Exercise task>
Each entry below is to be printed verbatim.

Items from a data source
= = = = =

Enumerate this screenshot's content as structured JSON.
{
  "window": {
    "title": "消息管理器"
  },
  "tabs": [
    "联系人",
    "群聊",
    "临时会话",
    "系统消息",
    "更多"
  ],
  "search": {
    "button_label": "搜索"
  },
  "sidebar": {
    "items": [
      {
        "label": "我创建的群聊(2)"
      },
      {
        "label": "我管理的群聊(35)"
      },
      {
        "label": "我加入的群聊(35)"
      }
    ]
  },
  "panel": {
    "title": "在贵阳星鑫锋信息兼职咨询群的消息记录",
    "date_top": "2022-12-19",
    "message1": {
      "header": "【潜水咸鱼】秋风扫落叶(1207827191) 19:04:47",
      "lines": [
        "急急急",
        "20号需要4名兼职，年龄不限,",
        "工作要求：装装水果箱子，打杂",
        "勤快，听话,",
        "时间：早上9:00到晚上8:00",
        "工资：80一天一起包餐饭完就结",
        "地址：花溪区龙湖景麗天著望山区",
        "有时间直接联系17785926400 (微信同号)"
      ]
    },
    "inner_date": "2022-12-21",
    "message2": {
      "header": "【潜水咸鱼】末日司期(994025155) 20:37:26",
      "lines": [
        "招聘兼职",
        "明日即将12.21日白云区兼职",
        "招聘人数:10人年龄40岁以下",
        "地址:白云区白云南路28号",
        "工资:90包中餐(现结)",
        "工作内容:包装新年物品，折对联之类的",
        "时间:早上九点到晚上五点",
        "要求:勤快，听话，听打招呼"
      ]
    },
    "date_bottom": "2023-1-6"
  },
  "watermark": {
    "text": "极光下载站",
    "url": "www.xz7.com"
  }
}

= = = = =

Expected answer>
Enumerate this screenshot's content as structured JSON.
{
  "window": {
    "title": "消息管理器"
  },
  "tabs": [
    "联系人",
    "群聊",
    "临时会话",
    "系统消息",
    "更多"
  ],
  "search": {
    "button_label": "搜索"
  },
  "sidebar": {
    "items": [
      {
        "label": "我创建的群聊(2)"
      },
      {
        "label": "我管理的群聊(35)"
      },
      {
        "label": "我加入的群聊(35)"
      }
    ]
  },
  "panel": {
    "title": "在贵阳星鑫锋信息兼职咨询群的消息记录",
    "date_top": "2022-12-19",
    "message1": {
      "header": "【潜水咸鱼】秋风扫落叶(1207827191) 19:04:47",
      "lines": [
        "急急急",
        "20号需要4名兼职，年龄不限,",
        "工作要求：装装水果箱子，打杂",
        "勤快，听话,",
        "时间：早上9:00到晚上8:00",
        "工资：80一天一起包餐饭完就结",
        "地址：花溪区龙湖景麗天著望山区",
        "有时间直接联系17785926400 (微信同号)"
      ]
    },
    "inner_date": "2022-12-21",
    "message2": {
      "header": "【潜水咸鱼】末日司期(994025155) 20:37:26",
      "lines": [
        "招聘兼职",
        "明日即将12.21日白云区兼职",
        "招聘人数:10人年龄40岁以下",
        "地址:白云区白云南路28号",
        "工资:90包中餐(现结)",
        "工作内容:包装新年物品，折对联之类的",
        "时间:早上九点到晚上五点",
        "要求:勤快，听话，听打招呼"
      ]
    },
    "date_bottom": "2023-1-6"
  },
  "watermark": {
    "text": "极光下载站",
    "url": "www.xz7.com"
  }
}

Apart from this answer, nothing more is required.